▶ [WHAT TO WORK ON] Copy every line of the items below word for word, leaving out the pictures.

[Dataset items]
· · · ·

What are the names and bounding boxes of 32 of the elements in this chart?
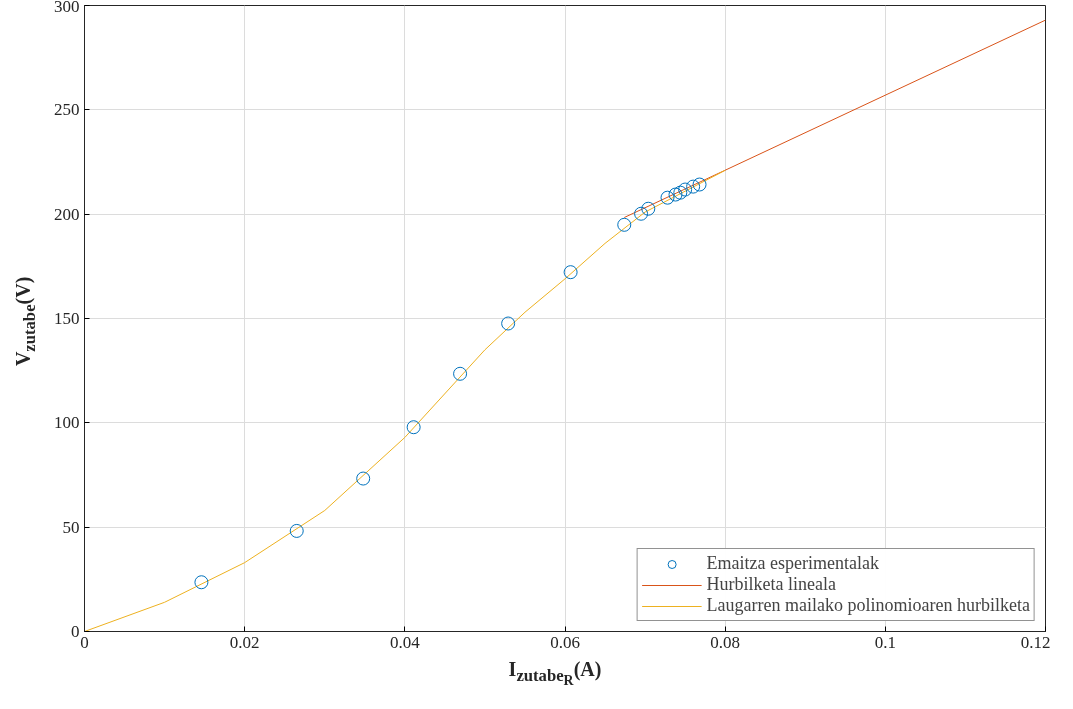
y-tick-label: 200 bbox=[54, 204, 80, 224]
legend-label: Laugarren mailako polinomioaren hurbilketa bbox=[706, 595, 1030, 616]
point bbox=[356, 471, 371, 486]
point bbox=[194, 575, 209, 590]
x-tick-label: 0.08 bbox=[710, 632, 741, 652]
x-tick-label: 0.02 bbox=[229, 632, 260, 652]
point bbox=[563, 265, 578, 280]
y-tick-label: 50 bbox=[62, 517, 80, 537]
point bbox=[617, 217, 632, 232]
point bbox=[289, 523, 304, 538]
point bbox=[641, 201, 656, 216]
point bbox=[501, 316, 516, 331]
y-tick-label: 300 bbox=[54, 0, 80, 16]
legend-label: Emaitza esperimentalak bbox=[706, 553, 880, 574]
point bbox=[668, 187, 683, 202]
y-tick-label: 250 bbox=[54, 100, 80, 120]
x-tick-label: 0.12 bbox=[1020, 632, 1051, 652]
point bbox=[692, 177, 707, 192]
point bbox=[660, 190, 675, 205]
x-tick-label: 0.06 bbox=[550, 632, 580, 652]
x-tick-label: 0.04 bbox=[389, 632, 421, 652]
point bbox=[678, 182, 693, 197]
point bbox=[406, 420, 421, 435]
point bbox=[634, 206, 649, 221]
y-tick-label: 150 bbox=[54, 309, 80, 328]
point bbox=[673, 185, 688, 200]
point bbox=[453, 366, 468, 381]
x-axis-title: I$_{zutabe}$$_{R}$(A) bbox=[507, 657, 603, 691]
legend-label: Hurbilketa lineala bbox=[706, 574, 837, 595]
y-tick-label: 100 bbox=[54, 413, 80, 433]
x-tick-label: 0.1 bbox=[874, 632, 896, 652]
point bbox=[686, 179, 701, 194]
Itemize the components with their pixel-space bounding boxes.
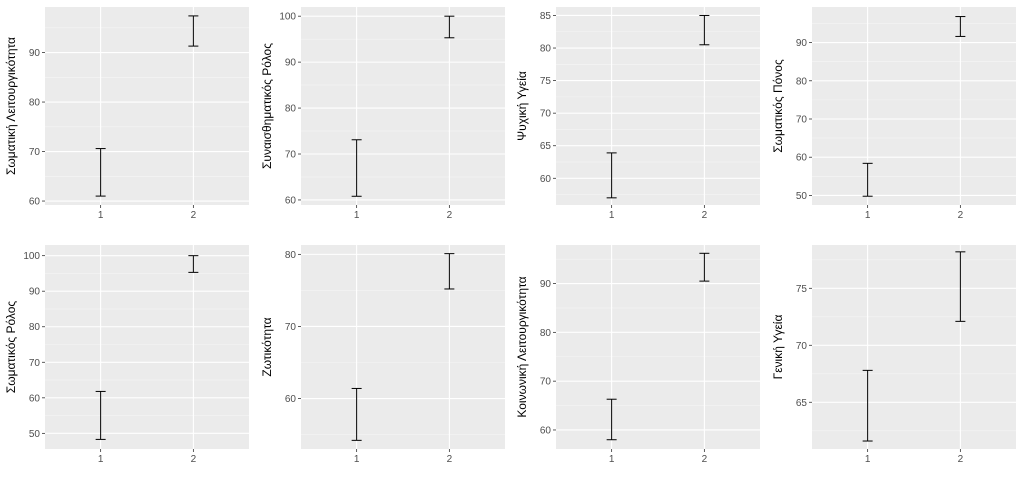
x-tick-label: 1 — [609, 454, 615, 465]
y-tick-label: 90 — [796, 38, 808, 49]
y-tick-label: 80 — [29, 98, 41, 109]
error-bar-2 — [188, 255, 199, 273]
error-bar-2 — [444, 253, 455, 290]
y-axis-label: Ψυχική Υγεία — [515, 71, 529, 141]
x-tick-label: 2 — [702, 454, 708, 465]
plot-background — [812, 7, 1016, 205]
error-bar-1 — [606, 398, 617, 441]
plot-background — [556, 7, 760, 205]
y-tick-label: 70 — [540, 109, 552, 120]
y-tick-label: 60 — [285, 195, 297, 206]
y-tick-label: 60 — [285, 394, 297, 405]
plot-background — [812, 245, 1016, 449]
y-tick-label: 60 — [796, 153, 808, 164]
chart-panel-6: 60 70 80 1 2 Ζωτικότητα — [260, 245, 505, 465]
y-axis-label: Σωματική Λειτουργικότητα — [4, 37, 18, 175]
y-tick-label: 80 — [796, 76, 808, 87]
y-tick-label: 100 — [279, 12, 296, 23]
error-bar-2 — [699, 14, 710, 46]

· · · ·

▶ [EXPECTED OUTPUT]
What are the names and bounding boxes of 32 of the elements in this chart?
y-tick-label: 200 bbox=[54, 204, 80, 224]
legend-label: Laugarren mailako polinomioaren hurbilketa bbox=[706, 595, 1030, 616]
point bbox=[356, 471, 371, 486]
point bbox=[194, 575, 209, 590]
x-tick-label: 0.08 bbox=[710, 632, 741, 652]
x-tick-label: 0.02 bbox=[229, 632, 260, 652]
point bbox=[563, 265, 578, 280]
y-tick-label: 50 bbox=[62, 517, 80, 537]
point bbox=[617, 217, 632, 232]
point bbox=[289, 523, 304, 538]
point bbox=[641, 201, 656, 216]
point bbox=[501, 316, 516, 331]
y-tick-label: 300 bbox=[54, 0, 80, 16]
legend-label: Emaitza esperimentalak bbox=[706, 553, 880, 574]
point bbox=[668, 187, 683, 202]
y-tick-label: 250 bbox=[54, 100, 80, 120]
x-tick-label: 0.12 bbox=[1020, 632, 1051, 652]
point bbox=[692, 177, 707, 192]
point bbox=[660, 190, 675, 205]
x-tick-label: 0.06 bbox=[550, 632, 580, 652]
x-tick-label: 0.04 bbox=[389, 632, 421, 652]
point bbox=[678, 182, 693, 197]
point bbox=[406, 420, 421, 435]
point bbox=[634, 206, 649, 221]
y-tick-label: 150 bbox=[54, 309, 80, 328]
point bbox=[673, 185, 688, 200]
point bbox=[453, 366, 468, 381]
x-axis-title: I$_{zutabe}$$_{R}$(A) bbox=[507, 657, 603, 691]
legend-label: Hurbilketa lineala bbox=[706, 574, 837, 595]
y-tick-label: 100 bbox=[54, 413, 80, 433]
x-tick-label: 0.1 bbox=[874, 632, 896, 652]
point bbox=[686, 179, 701, 194]
Itemize the components with their pixel-space bounding boxes.
x-tick-label: 1 — [609, 454, 615, 465]
y-tick-label: 90 — [796, 38, 808, 49]
y-tick-label: 80 — [29, 98, 41, 109]
error-bar-2 — [188, 255, 199, 273]
error-bar-2 — [444, 253, 455, 290]
y-axis-label: Ψυχική Υγεία — [515, 71, 529, 141]
x-tick-label: 2 — [702, 454, 708, 465]
plot-background — [812, 7, 1016, 205]
error-bar-1 — [606, 398, 617, 441]
plot-background — [556, 7, 760, 205]
y-tick-label: 70 — [540, 109, 552, 120]
y-tick-label: 60 — [285, 195, 297, 206]
y-tick-label: 60 — [285, 394, 297, 405]
plot-background — [812, 245, 1016, 449]
y-tick-label: 60 — [796, 153, 808, 164]
chart-panel-6: 60 70 80 1 2 Ζωτικότητα — [260, 245, 505, 465]
y-axis-label: Σωματική Λειτουργικότητα — [4, 37, 18, 175]
y-tick-label: 80 — [796, 76, 808, 87]
y-tick-label: 100 — [279, 12, 296, 23]
error-bar-2 — [699, 14, 710, 46]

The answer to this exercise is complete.